◆ WHAT IS NEEDED:
Sort through the entries below and pull out lines containing the word "text".

◆ ENTRIES PROVIDED:
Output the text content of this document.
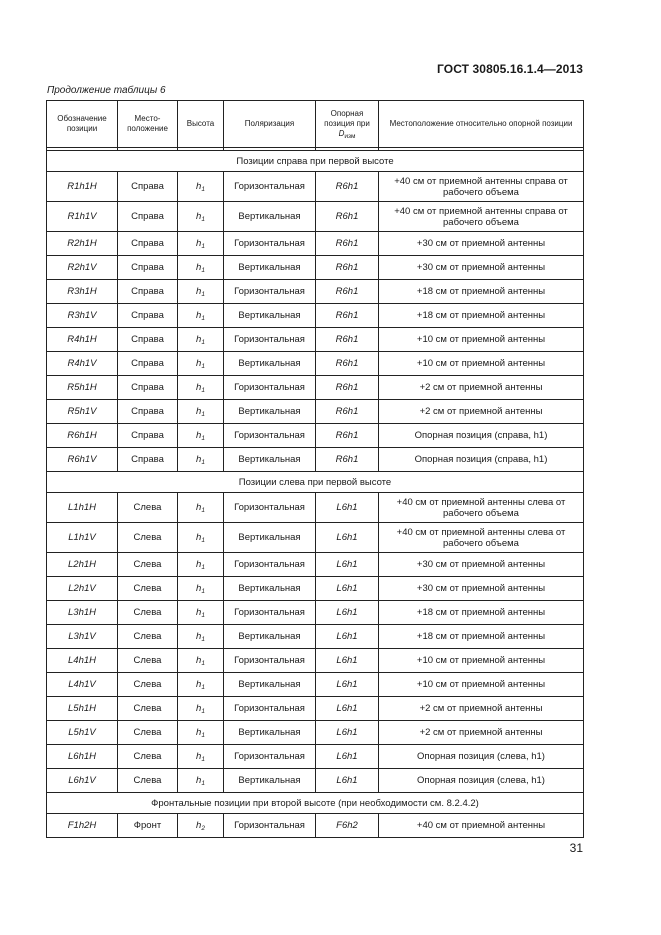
ГОСТ 30805.16.1.4—2013
Продолжение таблицы 6
Обозначение позиции	Место-положение	Высота	Поляризация	Опорная позиция при $D_{изм}$	Местоположение относительно опорной позиции

Позиции справа при первой высоте					
R1h1H	Справа	$h_1$	Горизонтальная	R6h1	+40 см от приемной антенны справа от рабочего объема
R1h1V	Справа	$h_1$	Вертикальная	R6h1	+40 см от приемной антенны справа от рабочего объема
R2h1H	Справа	$h_1$	Горизонтальная	R6h1	+30 см от приемной антенны
R2h1V	Справа	$h_1$	Вертикальная	R6h1	+30 см от приемной антенны
R3h1H	Справа	$h_1$	Горизонтальная	R6h1	+18 см от приемной антенны
R3h1V	Справа	$h_1$	Вертикальная	R6h1	+18 см от приемной антенны
R4h1H	Справа	$h_1$	Горизонтальная	R6h1	+10 см от приемной антенны
R4h1V	Справа	$h_1$	Вертикальная	R6h1	+10 см от приемной антенны
R5h1H	Справа	$h_1$	Горизонтальная	R6h1	+2 см от приемной антенны
R5h1V	Справа	$h_1$	Вертикальная	R6h1	+2 см от приемной антенны
R6h1H	Справа	$h_1$	Горизонтальная	R6h1	Опорная позиция (справа, h1)
R6h1V	Справа	$h_1$	Вертикальная	R6h1	Опорная позиция (справа, h1)
Позиции слева при первой высоте					
L1h1H	Слева	$h_1$	Горизонтальная	L6h1	+40 см от приемной антенны слева от рабочего объема
L1h1V	Слева	$h_1$	Вертикальная	L6h1	+40 см от приемной антенны слева от рабочего объема
L2h1H	Слева	$h_1$	Горизонтальная	L6h1	+30 см от приемной антенны
L2h1V	Слева	$h_1$	Вертикальная	L6h1	+30 см от приемной антенны
L3h1H	Слева	$h_1$	Горизонтальная	L6h1	+18 см от приемной антенны
L3h1V	Слева	$h_1$	Вертикальная	L6h1	+18 см от приемной антенны
L4h1H	Слева	$h_1$	Горизонтальная	L6h1	+10 см от приемной антенны
L4h1V	Слева	$h_1$	Вертикальная	L6h1	+10 см от приемной антенны
L5h1H	Слева	$h_1$	Горизонтальная	L6h1	+2 см от приемной антенны
L5h1V	Слева	$h_1$	Вертикальная	L6h1	+2 см от приемной антенны
L6h1H	Слева	$h_1$	Горизонтальная	L6h1	Опорная позиция (слева, h1)
L6h1V	Слева	$h_1$	Вертикальная	L6h1	Опорная позиция (слева, h1)
Фронтальные позиции при второй высоте (при необходимости см. 8.2.4.2)					
F1h2H	Фронт	$h_2$	Горизонтальная	F6h2	+40 см от приемной антенны
31
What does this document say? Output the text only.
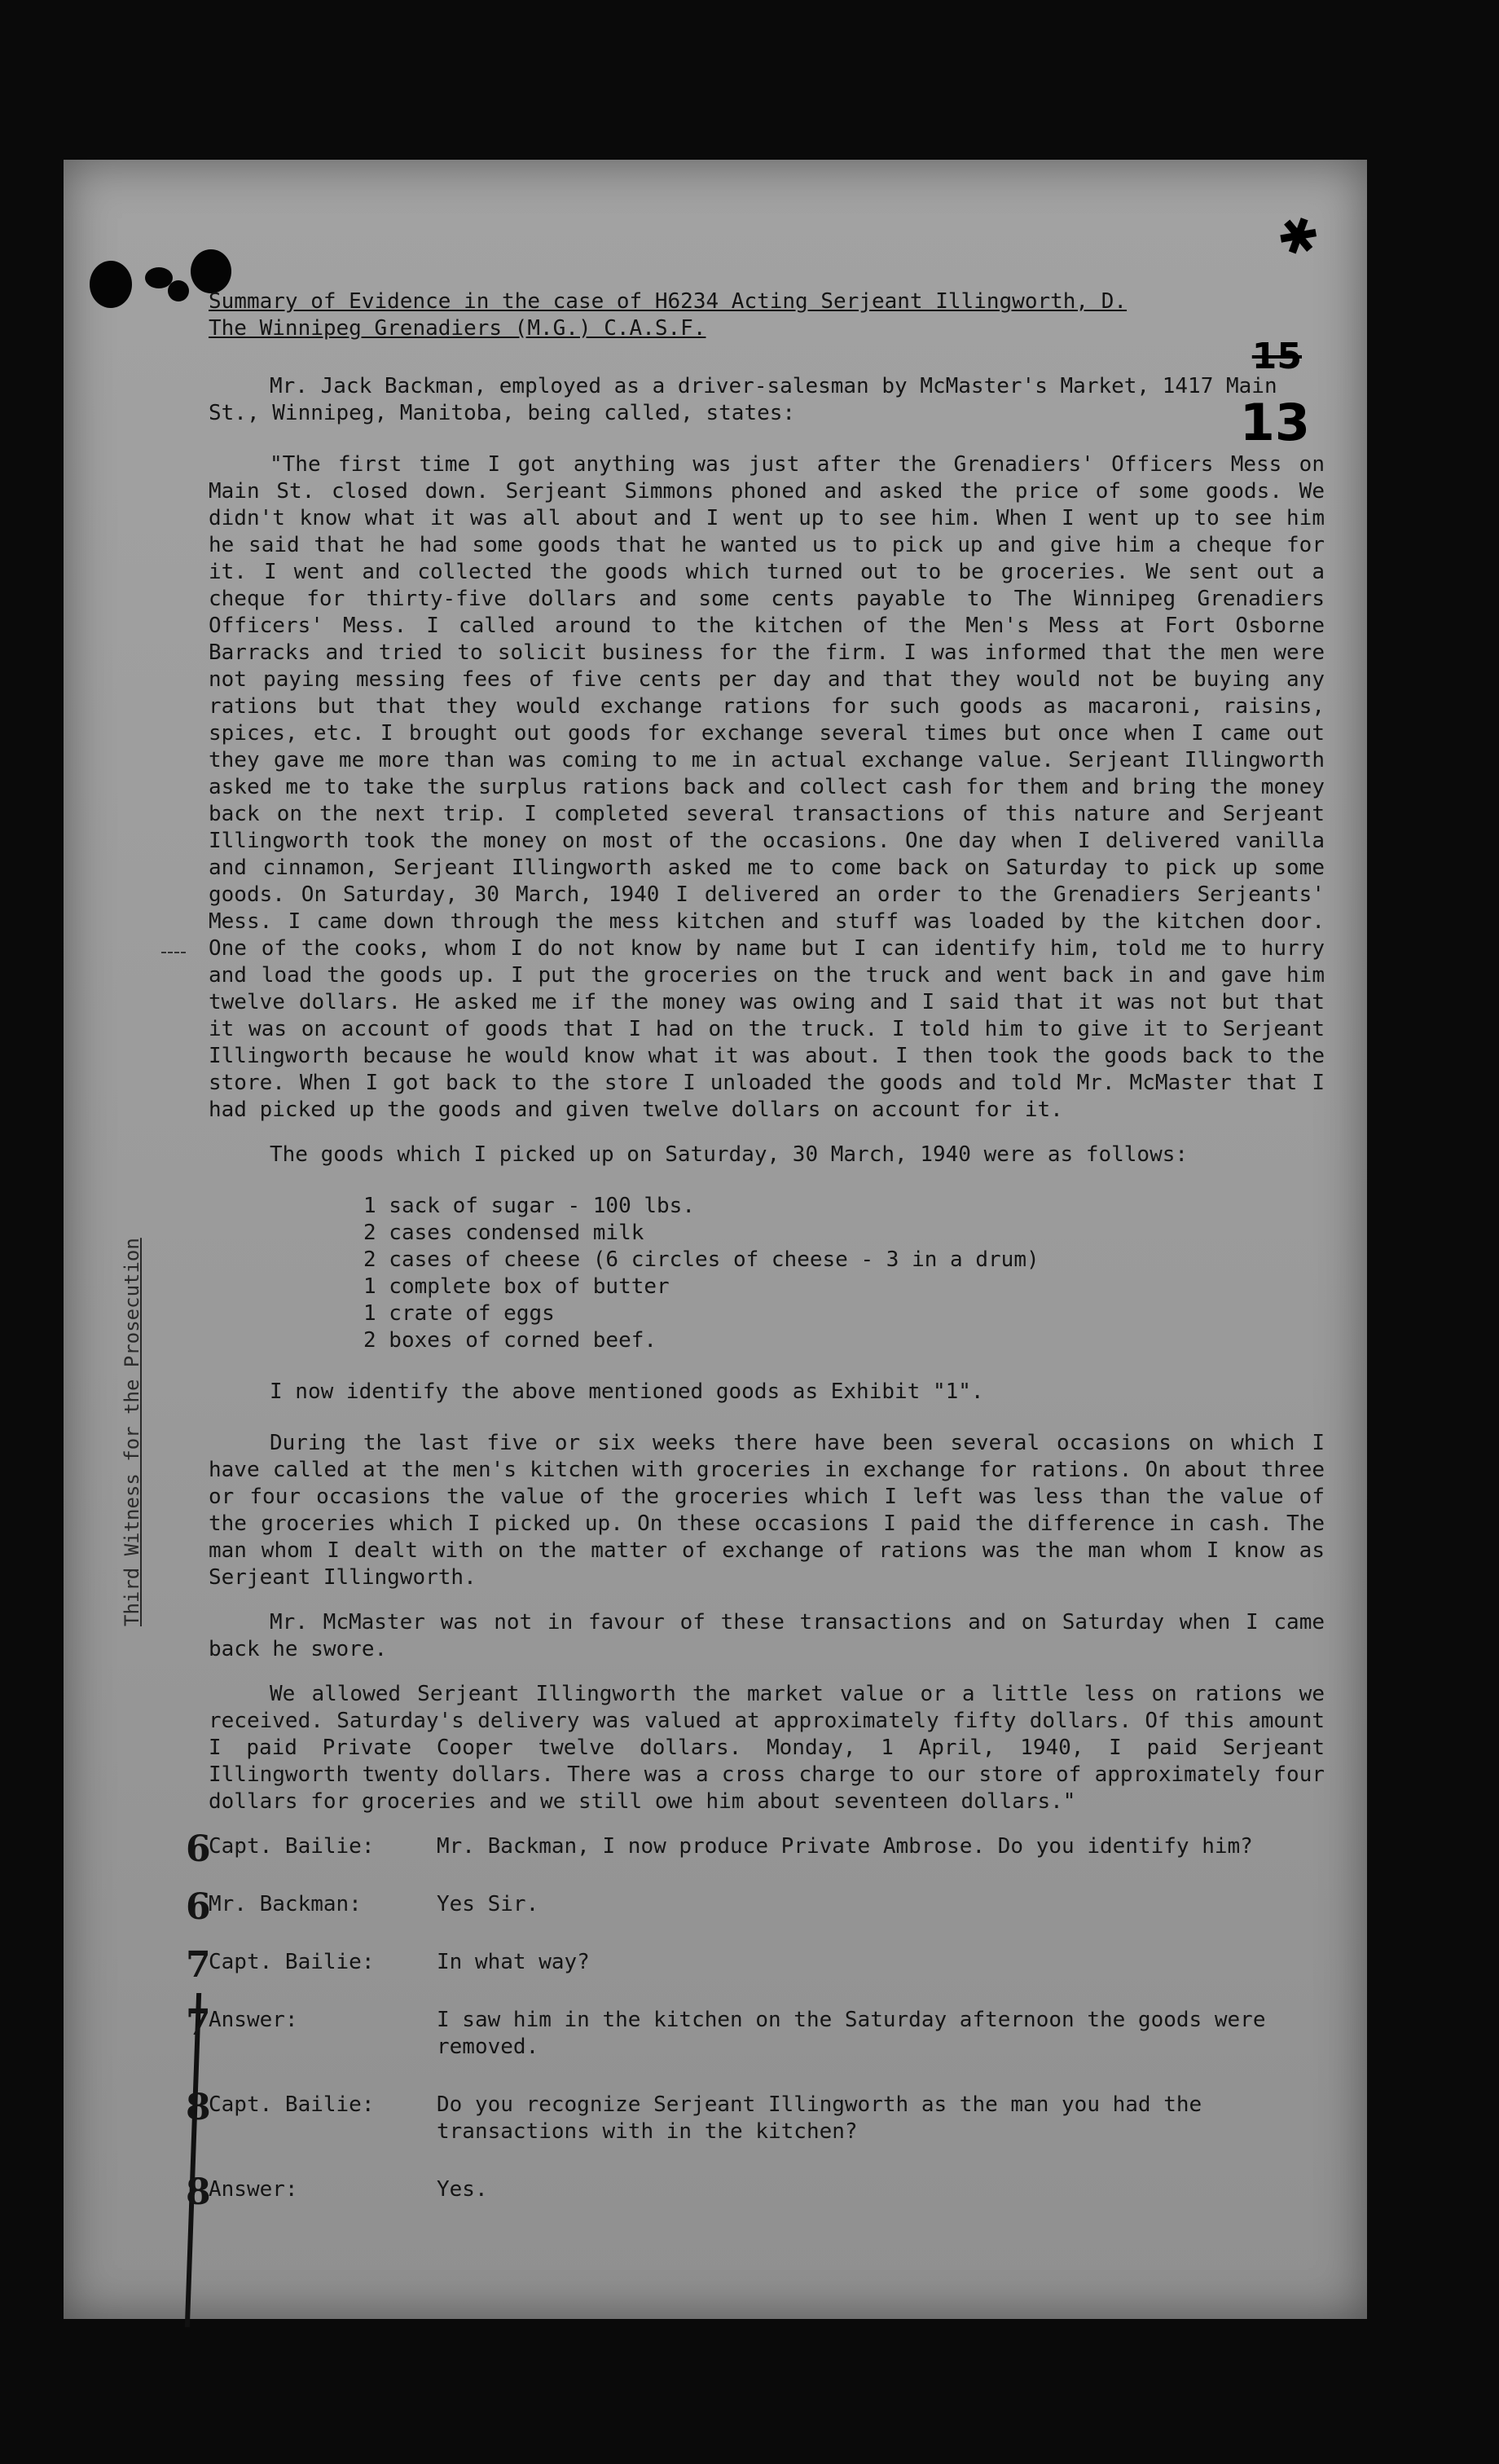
✱
15
13
Third Witness for the Prosecution
Summary of Evidence in the case of H6234 Acting Serjeant Illingworth, D.
The Winnipeg Grenadiers (M.G.) C.A.S.F.

Mr. Jack Backman, employed as a driver-salesman by McMaster's Market, 1417 Main St., Winnipeg, Manitoba, being called, states:

"The first time I got anything was just after the Grenadiers' Officers Mess on Main St. closed down. Serjeant Simmons phoned and asked the price of some goods. We didn't know what it was all about and I went up to see him. When I went up to see him he said that he had some goods that he wanted us to pick up and give him a cheque for it. I went and collected the goods which turned out to be groceries. We sent out a cheque for thirty-five dollars and some cents payable to The Winnipeg Grenadiers Officers' Mess. I called around to the kitchen of the Men's Mess at Fort Osborne Barracks and tried to solicit business for the firm. I was informed that the men were not paying messing fees of five cents per day and that they would not be buying any rations but that they would exchange rations for such goods as macaroni, raisins, spices, etc. I brought out goods for exchange several times but once when I came out they gave me more than was coming to me in actual exchange value. Serjeant Illingworth asked me to take the surplus rations back and collect cash for them and bring the money back on the next trip. I completed several transactions of this nature and Serjeant Illingworth took the money on most of the occasions. One day when I delivered vanilla and cinnamon, Serjeant Illingworth asked me to come back on Saturday to pick up some goods. On Saturday, 30 March, 1940 I delivered an order to the Grenadiers Serjeants' Mess. I came down through the mess kitchen and stuff was loaded by the kitchen door. One of the cooks, whom I do not know by name but I can identify him, told me to hurry and load the goods up. I put the groceries on the truck and went back in and gave him twelve dollars. He asked me if the money was owing and I said that it was not but that it was on account of goods that I had on the truck. I told him to give it to Serjeant Illingworth because he would know what it was about. I then took the goods back to the store. When I got back to the store I unloaded the goods and told Mr. McMaster that I had picked up the goods and given twelve dollars on account for it.

The goods which I picked up on Saturday, 30 March, 1940 were as follows:

1 sack of sugar - 100 lbs.
2 cases condensed milk
2 cases of cheese (6 circles of cheese - 3 in a drum)
1 complete box of butter
1 crate of eggs
2 boxes of corned beef.

I now identify the above mentioned goods as Exhibit "1".

During the last five or six weeks there have been several occasions on which I have called at the men's kitchen with groceries in exchange for rations. On about three or four occasions the value of the groceries which I left was less than the value of the groceries which I picked up. On these occasions I paid the difference in cash. The man whom I dealt with on the matter of exchange of rations was the man whom I know as Serjeant Illingworth.

Mr. McMaster was not in favour of these transactions and on Saturday when I came back he swore.

We allowed Serjeant Illingworth the market value or a little less on rations we received. Saturday's delivery was valued at approximately fifty dollars. Of this amount I paid Private Cooper twelve dollars. Monday, 1 April, 1940, I paid Serjeant Illingworth twenty dollars. There was a cross charge to our store of approximately four dollars for groceries and we still owe him about seventeen dollars."

6
Capt. Bailie:	Mr. Backman, I now produce Private Ambrose. Do you identify him?
6
Mr. Backman:	Yes Sir.
7
Capt. Bailie:	In what way?
7
Answer:	I saw him in the kitchen on the Saturday afternoon the goods were removed.
8
Capt. Bailie:	Do you recognize Serjeant Illingworth as the man you had the transactions with in the kitchen?
8
Answer:	Yes.
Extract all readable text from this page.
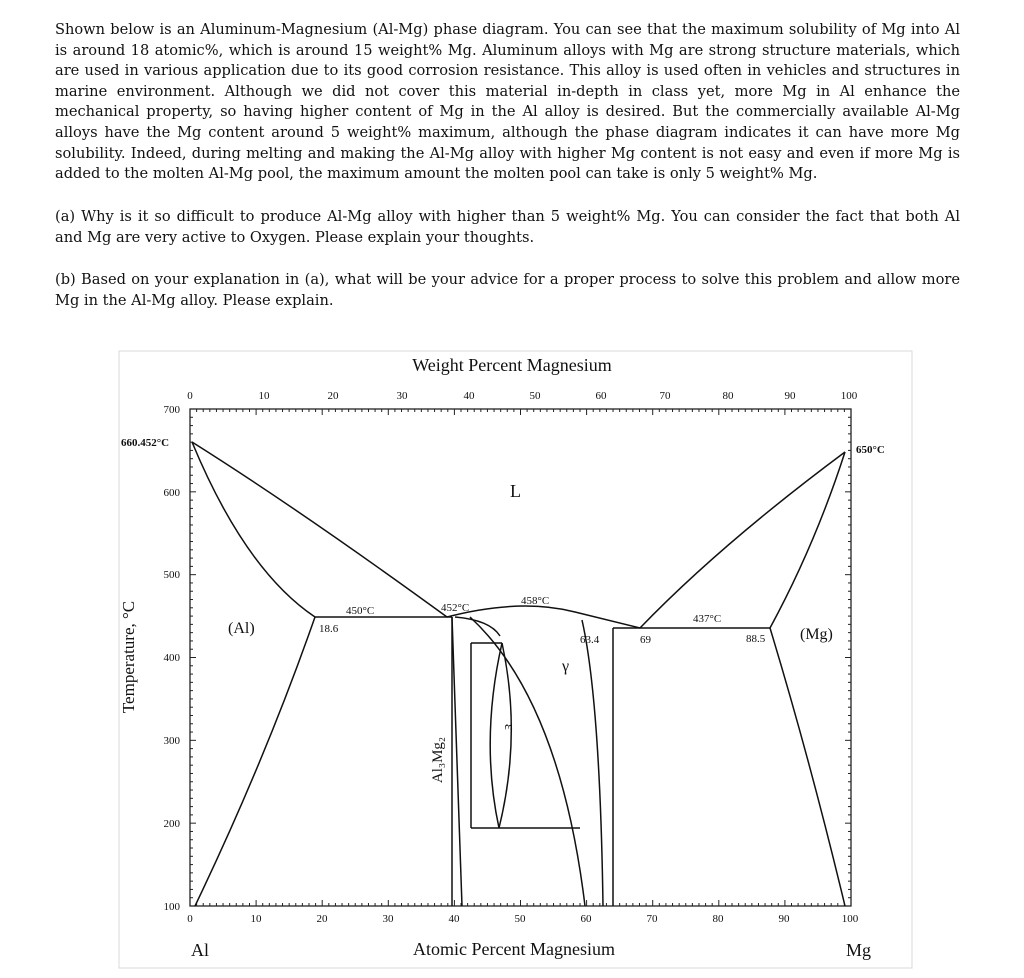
Shown below is an Aluminum-Magnesium (Al-Mg) phase diagram. You can see that the maximum solubility of Mg into Al is around 18 atomic%, which is around 15 weight% Mg. Aluminum alloys with Mg are strong structure materials, which are used in various application due to its good corrosion resistance. This alloy is used often in vehicles and structures in marine environment. Although we did not cover this material in-depth in class yet, more Mg in Al enhance the mechanical property, so having higher content of Mg in the Al alloy is desired. But the commercially available Al-Mg alloys have the Mg content around 5 weight% maximum, although the phase diagram indicates it can have more Mg solubility. Indeed, during melting and making the Al-Mg alloy with higher Mg content is not easy and even if more Mg is added to the molten Al-Mg pool, the maximum amount the molten pool can take is only 5 weight% Mg.

(a) Why is it so difficult to produce Al-Mg alloy with higher than 5 weight% Mg. You can consider the fact that both Al and Mg are very active to Oxygen. Please explain your thoughts.

(b) Based on your explanation in (a), what will be your advice for a proper process to solve this problem and allow more Mg in the Al-Mg alloy. Please explain.

Weight Percent Magnesium
Atomic Percent Magnesium
Temperature, °C
Al	Mg
660.452°C
650°C
L
(Al)	(Mg)
γ
ε
Al₃Mg₂
450°C
18.6
452°C
458°C
63.4	69
437°C
88.5
0	10	20	30	40	50	60	70	80	90	100
0	10	20	30	40	50	60	70	80	90	100
700
600
500
400
300
200
100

◆ RESPONSE FOR THIS EXERCISE:
Output the text content of this document.
What does this document say? Output the text only.
Extract all readable text from this page.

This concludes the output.